**TASK DETAILS**.
Lift out each line of the data that holds "some".

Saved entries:

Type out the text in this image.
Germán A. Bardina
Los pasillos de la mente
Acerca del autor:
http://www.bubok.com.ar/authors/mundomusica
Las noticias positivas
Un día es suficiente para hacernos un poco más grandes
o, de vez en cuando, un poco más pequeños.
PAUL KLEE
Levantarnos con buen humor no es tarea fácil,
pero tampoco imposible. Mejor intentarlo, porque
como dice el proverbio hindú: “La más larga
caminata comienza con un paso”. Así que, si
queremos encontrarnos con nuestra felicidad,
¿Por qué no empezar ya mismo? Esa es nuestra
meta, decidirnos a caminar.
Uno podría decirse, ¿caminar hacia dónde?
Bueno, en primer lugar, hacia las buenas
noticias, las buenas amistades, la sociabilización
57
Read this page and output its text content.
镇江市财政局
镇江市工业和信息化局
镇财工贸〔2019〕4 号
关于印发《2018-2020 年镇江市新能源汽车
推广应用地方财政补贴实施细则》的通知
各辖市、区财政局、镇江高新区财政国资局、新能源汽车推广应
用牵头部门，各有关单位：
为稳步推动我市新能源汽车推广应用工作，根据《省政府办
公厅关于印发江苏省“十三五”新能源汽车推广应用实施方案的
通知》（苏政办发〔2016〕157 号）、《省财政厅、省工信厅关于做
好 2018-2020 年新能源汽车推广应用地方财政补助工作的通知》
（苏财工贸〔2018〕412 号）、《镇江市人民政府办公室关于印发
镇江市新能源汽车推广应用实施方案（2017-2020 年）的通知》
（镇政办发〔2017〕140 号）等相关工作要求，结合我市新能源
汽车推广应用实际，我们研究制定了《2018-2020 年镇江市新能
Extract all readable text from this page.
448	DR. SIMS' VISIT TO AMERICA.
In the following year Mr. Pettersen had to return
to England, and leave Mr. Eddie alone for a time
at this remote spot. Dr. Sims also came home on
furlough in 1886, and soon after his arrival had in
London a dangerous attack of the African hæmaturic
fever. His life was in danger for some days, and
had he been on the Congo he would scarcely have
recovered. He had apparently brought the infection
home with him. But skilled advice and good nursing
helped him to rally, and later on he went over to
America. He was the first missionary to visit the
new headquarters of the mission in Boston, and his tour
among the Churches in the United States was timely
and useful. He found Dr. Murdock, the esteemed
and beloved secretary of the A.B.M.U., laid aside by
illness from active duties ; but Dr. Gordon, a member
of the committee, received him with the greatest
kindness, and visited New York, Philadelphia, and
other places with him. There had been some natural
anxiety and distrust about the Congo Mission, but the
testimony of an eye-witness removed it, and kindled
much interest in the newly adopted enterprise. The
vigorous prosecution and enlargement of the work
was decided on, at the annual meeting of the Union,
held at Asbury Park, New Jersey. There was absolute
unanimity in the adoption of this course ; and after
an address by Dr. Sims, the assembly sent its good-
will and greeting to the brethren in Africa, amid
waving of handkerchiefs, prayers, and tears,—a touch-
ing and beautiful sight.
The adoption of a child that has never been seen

**ANSWER TO THIS TASK**.
fever. His life was in danger for some days, and
other places with him. There had been some natural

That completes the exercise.